**Task set**.
**a.** According to the benchmark passage, what determines a run's score once the Agent stalls and receives hints?
**b.** Do these statements agree with the benchmark passage? Answer yes or no for each, and quote the words of the passage that decide it. (i) The benchmark begins from a single URL. (ii) Testing single endpoints told the platforms apart well. (iii) The benchmark is closed-source.
**c.** Carry on the benchmark passage from its last line.

**Given passage**.

-=-=-

3. Verify: turn the framework into a score you can run

Anyone can write methodology; the hard part is proving the changes actually help, with numbers. So I operationalized the two pieces above (metrics + four layers) into an open-source behavioral benchmark (open-platform-agent-readiness-benchmark): start from a single URL, let the Agent build the integration end-to-end, and when it stalls, feed hints up a “hint ladder,” then score by which rung it recovers at. Two uses — cross-platform comparison (Stripe / Shopify / WeChat / Feishu / Dewu), and measuring your own before/after delta. The latter is where the “shipped & measured” line on a résumé comes from.

Building that benchmark was itself a series of design decisions beaten out by real runs:

  • From “atomic endpoint” to “end-to-end scenario” (as above: single endpoints were all 100% doc-only — no discrimination).

-=-=-

**Information provided**.
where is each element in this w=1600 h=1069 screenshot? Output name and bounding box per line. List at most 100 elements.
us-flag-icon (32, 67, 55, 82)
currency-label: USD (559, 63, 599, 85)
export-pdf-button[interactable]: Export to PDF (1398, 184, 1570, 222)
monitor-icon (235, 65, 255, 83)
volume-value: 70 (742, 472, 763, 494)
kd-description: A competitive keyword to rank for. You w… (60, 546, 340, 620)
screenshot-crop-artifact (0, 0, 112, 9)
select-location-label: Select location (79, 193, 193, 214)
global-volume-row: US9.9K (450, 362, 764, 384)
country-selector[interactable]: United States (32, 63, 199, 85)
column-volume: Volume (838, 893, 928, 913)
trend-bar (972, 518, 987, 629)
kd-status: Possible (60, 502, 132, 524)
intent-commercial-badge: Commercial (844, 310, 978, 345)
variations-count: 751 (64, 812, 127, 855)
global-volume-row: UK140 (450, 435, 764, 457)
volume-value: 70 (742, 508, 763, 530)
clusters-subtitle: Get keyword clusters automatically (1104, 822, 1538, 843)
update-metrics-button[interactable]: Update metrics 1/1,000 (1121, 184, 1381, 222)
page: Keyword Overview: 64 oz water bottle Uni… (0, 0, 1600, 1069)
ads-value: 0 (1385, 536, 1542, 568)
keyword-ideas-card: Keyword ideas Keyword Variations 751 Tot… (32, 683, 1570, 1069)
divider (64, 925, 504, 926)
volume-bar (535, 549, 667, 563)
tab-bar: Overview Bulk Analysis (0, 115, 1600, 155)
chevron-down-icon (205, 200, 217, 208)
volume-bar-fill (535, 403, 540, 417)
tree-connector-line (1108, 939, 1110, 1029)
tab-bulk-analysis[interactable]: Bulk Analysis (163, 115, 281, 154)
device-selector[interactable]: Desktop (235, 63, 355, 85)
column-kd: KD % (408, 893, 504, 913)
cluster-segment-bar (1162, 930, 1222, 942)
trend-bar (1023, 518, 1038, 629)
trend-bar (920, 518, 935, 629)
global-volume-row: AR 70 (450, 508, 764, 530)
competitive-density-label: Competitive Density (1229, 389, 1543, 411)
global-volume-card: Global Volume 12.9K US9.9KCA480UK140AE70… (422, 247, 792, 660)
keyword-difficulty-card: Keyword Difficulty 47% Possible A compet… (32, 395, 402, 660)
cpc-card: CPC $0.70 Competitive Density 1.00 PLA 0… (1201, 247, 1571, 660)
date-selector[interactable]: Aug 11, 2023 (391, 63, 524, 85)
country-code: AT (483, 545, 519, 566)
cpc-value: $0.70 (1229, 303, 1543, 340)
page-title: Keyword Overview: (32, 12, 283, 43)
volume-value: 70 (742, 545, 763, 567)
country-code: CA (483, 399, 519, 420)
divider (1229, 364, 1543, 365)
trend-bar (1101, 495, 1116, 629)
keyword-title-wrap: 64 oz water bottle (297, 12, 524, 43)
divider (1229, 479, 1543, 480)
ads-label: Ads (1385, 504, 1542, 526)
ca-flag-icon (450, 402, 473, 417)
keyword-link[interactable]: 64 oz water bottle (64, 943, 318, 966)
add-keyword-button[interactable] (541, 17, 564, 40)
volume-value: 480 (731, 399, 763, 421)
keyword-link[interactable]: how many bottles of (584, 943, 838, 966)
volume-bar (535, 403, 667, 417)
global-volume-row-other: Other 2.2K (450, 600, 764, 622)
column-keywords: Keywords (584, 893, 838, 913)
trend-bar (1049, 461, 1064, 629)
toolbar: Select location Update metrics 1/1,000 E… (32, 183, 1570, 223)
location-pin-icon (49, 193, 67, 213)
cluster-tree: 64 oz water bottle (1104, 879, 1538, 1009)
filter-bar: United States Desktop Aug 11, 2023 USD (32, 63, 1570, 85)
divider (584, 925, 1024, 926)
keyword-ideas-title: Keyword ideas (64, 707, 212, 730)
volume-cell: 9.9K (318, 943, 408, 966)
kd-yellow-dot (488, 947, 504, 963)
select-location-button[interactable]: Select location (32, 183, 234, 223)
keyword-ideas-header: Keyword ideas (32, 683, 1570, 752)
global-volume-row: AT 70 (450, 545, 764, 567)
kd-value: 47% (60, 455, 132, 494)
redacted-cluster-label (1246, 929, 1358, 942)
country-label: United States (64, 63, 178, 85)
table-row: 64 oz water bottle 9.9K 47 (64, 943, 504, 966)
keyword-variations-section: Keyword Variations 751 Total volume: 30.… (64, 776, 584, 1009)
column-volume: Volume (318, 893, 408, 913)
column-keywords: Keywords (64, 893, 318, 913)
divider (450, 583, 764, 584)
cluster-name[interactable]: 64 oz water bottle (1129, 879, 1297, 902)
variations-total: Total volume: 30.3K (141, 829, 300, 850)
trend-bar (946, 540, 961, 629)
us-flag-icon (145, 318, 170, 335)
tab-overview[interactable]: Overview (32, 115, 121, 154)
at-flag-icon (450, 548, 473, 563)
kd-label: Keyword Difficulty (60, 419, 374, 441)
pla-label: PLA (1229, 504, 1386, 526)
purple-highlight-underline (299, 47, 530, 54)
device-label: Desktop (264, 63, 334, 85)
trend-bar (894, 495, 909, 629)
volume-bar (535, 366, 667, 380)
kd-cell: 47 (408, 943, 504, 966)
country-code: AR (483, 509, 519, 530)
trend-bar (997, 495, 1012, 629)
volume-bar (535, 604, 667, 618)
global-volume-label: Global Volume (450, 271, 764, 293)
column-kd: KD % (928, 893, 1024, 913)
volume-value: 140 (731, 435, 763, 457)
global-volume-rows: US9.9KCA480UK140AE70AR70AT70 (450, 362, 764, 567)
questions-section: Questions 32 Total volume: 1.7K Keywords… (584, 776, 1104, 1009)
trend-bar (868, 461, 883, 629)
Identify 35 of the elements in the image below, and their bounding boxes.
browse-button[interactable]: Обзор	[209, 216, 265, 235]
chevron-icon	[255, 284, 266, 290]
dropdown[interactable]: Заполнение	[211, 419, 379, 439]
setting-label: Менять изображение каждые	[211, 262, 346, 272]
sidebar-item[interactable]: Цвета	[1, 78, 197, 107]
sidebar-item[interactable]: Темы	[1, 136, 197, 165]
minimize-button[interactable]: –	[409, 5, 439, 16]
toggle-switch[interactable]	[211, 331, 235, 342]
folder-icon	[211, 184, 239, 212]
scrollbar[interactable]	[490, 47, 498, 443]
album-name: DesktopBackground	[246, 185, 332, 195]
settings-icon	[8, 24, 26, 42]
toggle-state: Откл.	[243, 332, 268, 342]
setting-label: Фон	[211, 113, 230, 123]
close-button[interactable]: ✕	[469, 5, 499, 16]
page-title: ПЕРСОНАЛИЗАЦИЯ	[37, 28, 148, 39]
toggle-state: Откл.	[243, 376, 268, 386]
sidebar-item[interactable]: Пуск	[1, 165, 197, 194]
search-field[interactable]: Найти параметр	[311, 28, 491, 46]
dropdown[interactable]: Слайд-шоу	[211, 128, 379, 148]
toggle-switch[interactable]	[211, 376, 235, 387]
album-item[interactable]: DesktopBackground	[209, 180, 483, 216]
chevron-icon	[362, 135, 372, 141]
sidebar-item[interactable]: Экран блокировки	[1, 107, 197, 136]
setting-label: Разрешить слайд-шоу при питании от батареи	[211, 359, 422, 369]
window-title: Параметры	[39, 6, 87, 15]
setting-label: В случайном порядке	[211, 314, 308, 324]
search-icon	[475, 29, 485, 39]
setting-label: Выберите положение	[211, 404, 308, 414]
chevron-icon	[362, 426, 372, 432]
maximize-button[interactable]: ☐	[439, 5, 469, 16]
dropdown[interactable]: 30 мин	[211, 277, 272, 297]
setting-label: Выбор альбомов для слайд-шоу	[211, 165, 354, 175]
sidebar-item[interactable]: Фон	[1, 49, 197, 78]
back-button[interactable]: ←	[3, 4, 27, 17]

-=-=-

**Task-by-task answers**.
**a.** Which rung of the "hint ladder" the Agent recovers at.

**b.**
(i) Yes: "start from a single URL"
(ii) No: "single endpoints were all 100% doc-only — no discrimination"
(iii) No: "an open-source behavioral benchmark"

**c.**
  • Renaming the headline from FPSR to TSR: “first-pass” literally reads “passes on the first try,” but the definition was actually “without human help” — name and substance didn’t match, and an Agent self-corrects in a loop anyway. “Did it need trial and error” moves to the cost family’s iterations-to-success.
  • Adding the token-cost axis (the only visible measure of the L4 improvement’s value).
  • 0/1 to the A0–A4 autonomy ladder (scoring is diagnosis).
  • The scenario set is a frozen “four-piece kit”: intent / golden full-chain trace / step assertions / hint ladder — those four, not the score, are the benchmark proper.

Worth stressing: the scoring model itself keeps iterating (currently v0.3). None of the decisions above were clear from the start — each was overturned and reworked by real runs; so it’s more a diagnostic tool that keeps growing than a one-shot leaderboard, and I’ll keep moving it as I run it on more platforms and as the ecosystem conventions shift.

Run for real, the valuable part isn’t the score — it’s the facts it forced out, each landing precisely on one layer:

  • POP’s JS-SPA docs site, static GET returns an empty shell — an Agent that only GETs can’t even read the parameter tables (an L4 gap).
  • POP’s own signing example contradicts itself: feeding the documented input doesn’t reproduce the signature the doc claims; following it faithfully = 0% pass (an L2 defect, and the most trust-damaging kind).
  • The core consignment write endpoint has no idempotency key (an L1 gap).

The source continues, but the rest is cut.